Directive: Reproduce each line from the records that holds "noise".

Supplied material:
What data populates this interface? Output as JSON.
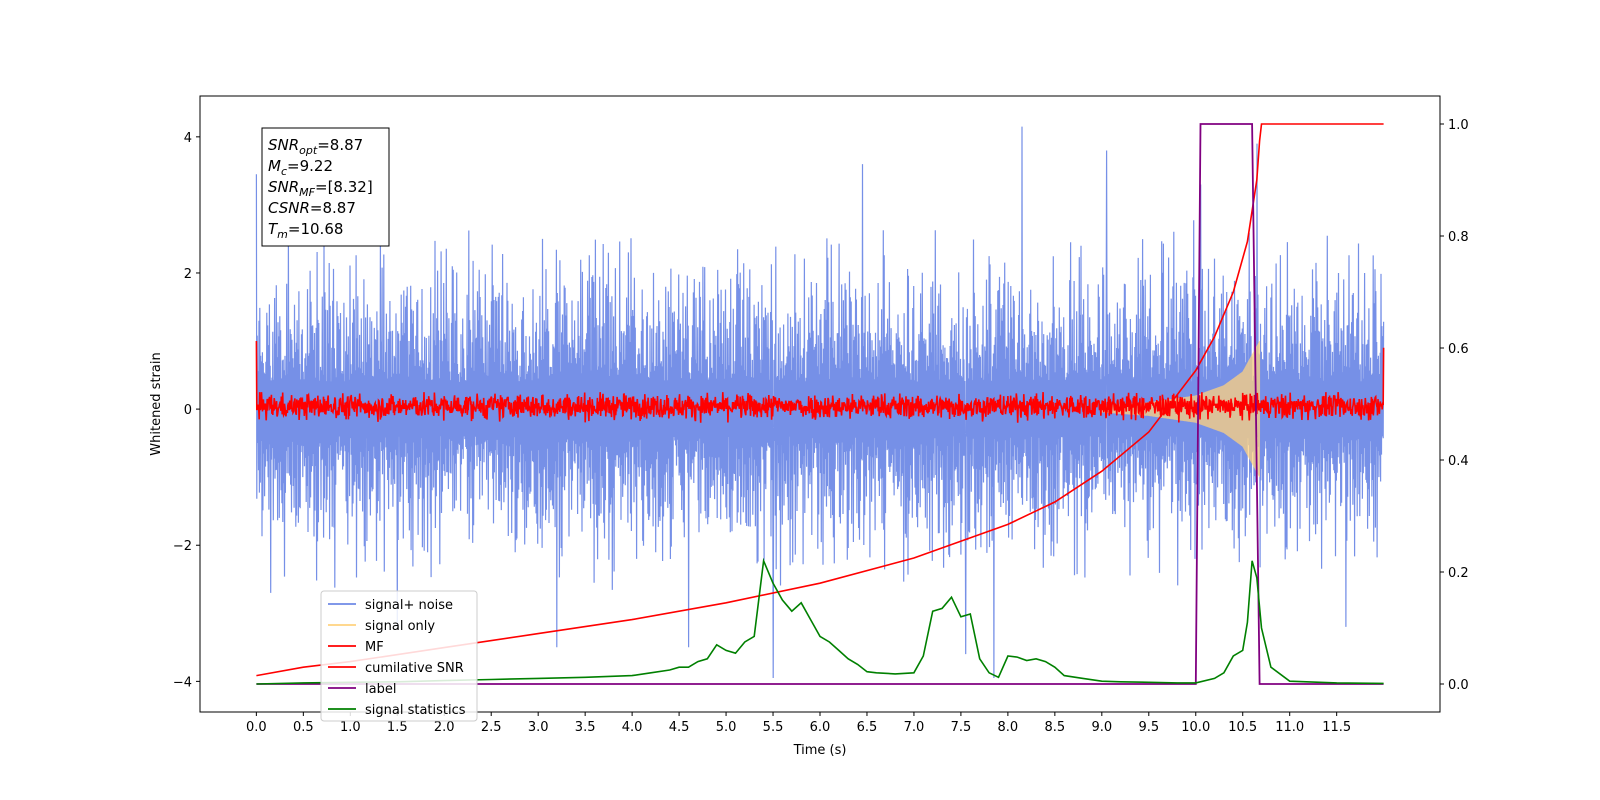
{
  "chart_data": {
    "type": "line",
    "xlabel": "Time (s)",
    "ylabel": "Whitened strain",
    "xlim": [
      -0.6,
      12.6
    ],
    "ylim": [
      -4.45,
      4.6
    ],
    "y2lim": [
      -0.05,
      1.05
    ],
    "x_ticks": [
      0.0,
      0.5,
      1.0,
      1.5,
      2.0,
      2.5,
      3.0,
      3.5,
      4.0,
      4.5,
      5.0,
      5.5,
      6.0,
      6.5,
      7.0,
      7.5,
      8.0,
      8.5,
      9.0,
      9.5,
      10.0,
      10.5,
      11.0,
      11.5
    ],
    "x_tick_labels": [
      "0.0",
      "0.5",
      "1.0",
      "1.5",
      "2.0",
      "2.5",
      "3.0",
      "3.5",
      "4.0",
      "4.5",
      "5.0",
      "5.5",
      "6.0",
      "6.5",
      "7.0",
      "7.5",
      "8.0",
      "8.5",
      "9.0",
      "9.5",
      "10.0",
      "10.5",
      "11.0",
      "11.5"
    ],
    "y_ticks": [
      -4,
      -2,
      0,
      2,
      4
    ],
    "y_tick_labels": [
      "−4",
      "−2",
      "0",
      "2",
      "4"
    ],
    "y2_ticks": [
      0.0,
      0.2,
      0.4,
      0.6,
      0.8,
      1.0
    ],
    "y2_tick_labels": [
      "0.0",
      "0.2",
      "0.4",
      "0.6",
      "0.8",
      "1.0"
    ],
    "annotation": [
      {
        "base": "SNR",
        "sub": "opt",
        "value": "=8.87"
      },
      {
        "base": "M",
        "sub": "c",
        "value": "=9.22"
      },
      {
        "base": "SNR",
        "sub": "MF",
        "value": "=[8.32]"
      },
      {
        "base": "CSNR",
        "sub": "",
        "value": "=8.87"
      },
      {
        "base": "T",
        "sub": "m",
        "value": "=10.68"
      }
    ],
    "legend": {
      "position": "lower-left",
      "entries": [
        {
          "label": "signal+ noise",
          "color": "#6f8ae6"
        },
        {
          "label": "signal only",
          "color": "#ffd27f"
        },
        {
          "label": "MF",
          "color": "#ff0000"
        },
        {
          "label": "cumilative SNR",
          "color": "#ff0000"
        },
        {
          "label": "label",
          "color": "#800080"
        },
        {
          "label": "signal statistics",
          "color": "#008000"
        }
      ]
    },
    "series": [
      {
        "name": "signal+ noise",
        "axis": "left",
        "color": "#6f8ae6",
        "x": [
          0.0,
          12.0
        ],
        "envelope_upper": [
          2.4,
          2.4
        ],
        "envelope_lower": [
          -2.2,
          -2.2
        ],
        "spikes": [
          [
            0.0,
            3.45
          ],
          [
            1.5,
            -3.2
          ],
          [
            3.2,
            -3.5
          ],
          [
            4.6,
            -3.5
          ],
          [
            5.5,
            -3.95
          ],
          [
            6.45,
            3.6
          ],
          [
            7.55,
            -3.6
          ],
          [
            7.85,
            -3.95
          ],
          [
            8.15,
            4.15
          ],
          [
            9.05,
            3.8
          ],
          [
            10.05,
            3.3
          ],
          [
            10.65,
            3.9
          ],
          [
            11.6,
            -3.2
          ]
        ]
      },
      {
        "name": "signal only",
        "axis": "left",
        "color": "#ffd27f",
        "x": [
          9.0,
          9.5,
          10.0,
          10.3,
          10.5,
          10.6,
          10.68
        ],
        "amplitude": [
          0.05,
          0.1,
          0.2,
          0.35,
          0.55,
          0.8,
          1.0
        ]
      },
      {
        "name": "MF",
        "axis": "left",
        "color": "#ff0000",
        "x": [
          0.0,
          12.0
        ],
        "envelope_upper": [
          0.25,
          0.25
        ],
        "envelope_lower": [
          -0.2,
          -0.2
        ],
        "endpoints": [
          [
            0.0,
            1.0
          ],
          [
            12.0,
            0.9
          ]
        ]
      },
      {
        "name": "cumilative SNR",
        "axis": "right",
        "color": "#ff0000",
        "x": [
          0.0,
          0.5,
          1.0,
          2.0,
          3.0,
          4.0,
          5.0,
          6.0,
          7.0,
          8.0,
          8.5,
          9.0,
          9.5,
          10.0,
          10.2,
          10.4,
          10.55,
          10.65,
          10.68,
          10.7,
          12.0
        ],
        "y": [
          0.015,
          0.03,
          0.04,
          0.065,
          0.09,
          0.115,
          0.145,
          0.18,
          0.225,
          0.285,
          0.325,
          0.38,
          0.45,
          0.56,
          0.62,
          0.7,
          0.79,
          0.9,
          0.97,
          1.0,
          1.0
        ]
      },
      {
        "name": "label",
        "axis": "right",
        "color": "#800080",
        "x": [
          0.0,
          10.0,
          10.05,
          10.6,
          10.68,
          12.0
        ],
        "y": [
          0.0,
          0.0,
          1.0,
          1.0,
          0.0,
          0.0
        ]
      },
      {
        "name": "signal statistics",
        "axis": "right",
        "color": "#008000",
        "x": [
          0.0,
          0.5,
          1.0,
          1.5,
          2.0,
          2.5,
          3.0,
          3.5,
          4.0,
          4.2,
          4.4,
          4.5,
          4.6,
          4.7,
          4.8,
          4.9,
          5.0,
          5.1,
          5.2,
          5.3,
          5.4,
          5.5,
          5.6,
          5.7,
          5.8,
          5.9,
          6.0,
          6.1,
          6.2,
          6.3,
          6.4,
          6.5,
          6.6,
          6.8,
          7.0,
          7.1,
          7.2,
          7.3,
          7.4,
          7.5,
          7.6,
          7.7,
          7.8,
          7.9,
          8.0,
          8.1,
          8.2,
          8.3,
          8.4,
          8.5,
          8.6,
          8.8,
          9.0,
          9.2,
          9.5,
          9.8,
          10.0,
          10.2,
          10.3,
          10.4,
          10.5,
          10.55,
          10.6,
          10.65,
          10.7,
          10.8,
          11.0,
          11.5,
          12.0
        ],
        "y": [
          0.0,
          0.002,
          0.003,
          0.004,
          0.006,
          0.008,
          0.01,
          0.012,
          0.015,
          0.02,
          0.025,
          0.03,
          0.03,
          0.04,
          0.045,
          0.07,
          0.06,
          0.055,
          0.075,
          0.085,
          0.22,
          0.18,
          0.15,
          0.13,
          0.145,
          0.115,
          0.085,
          0.075,
          0.06,
          0.045,
          0.035,
          0.022,
          0.02,
          0.018,
          0.02,
          0.05,
          0.13,
          0.135,
          0.155,
          0.12,
          0.125,
          0.045,
          0.02,
          0.012,
          0.05,
          0.048,
          0.042,
          0.045,
          0.04,
          0.03,
          0.015,
          0.01,
          0.005,
          0.004,
          0.003,
          0.002,
          0.002,
          0.01,
          0.02,
          0.05,
          0.06,
          0.11,
          0.22,
          0.19,
          0.1,
          0.03,
          0.005,
          0.002,
          0.001
        ]
      }
    ]
  }
}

Solution to this exercise:
          "label": "signal+ noise",
        "name": "signal+ noise",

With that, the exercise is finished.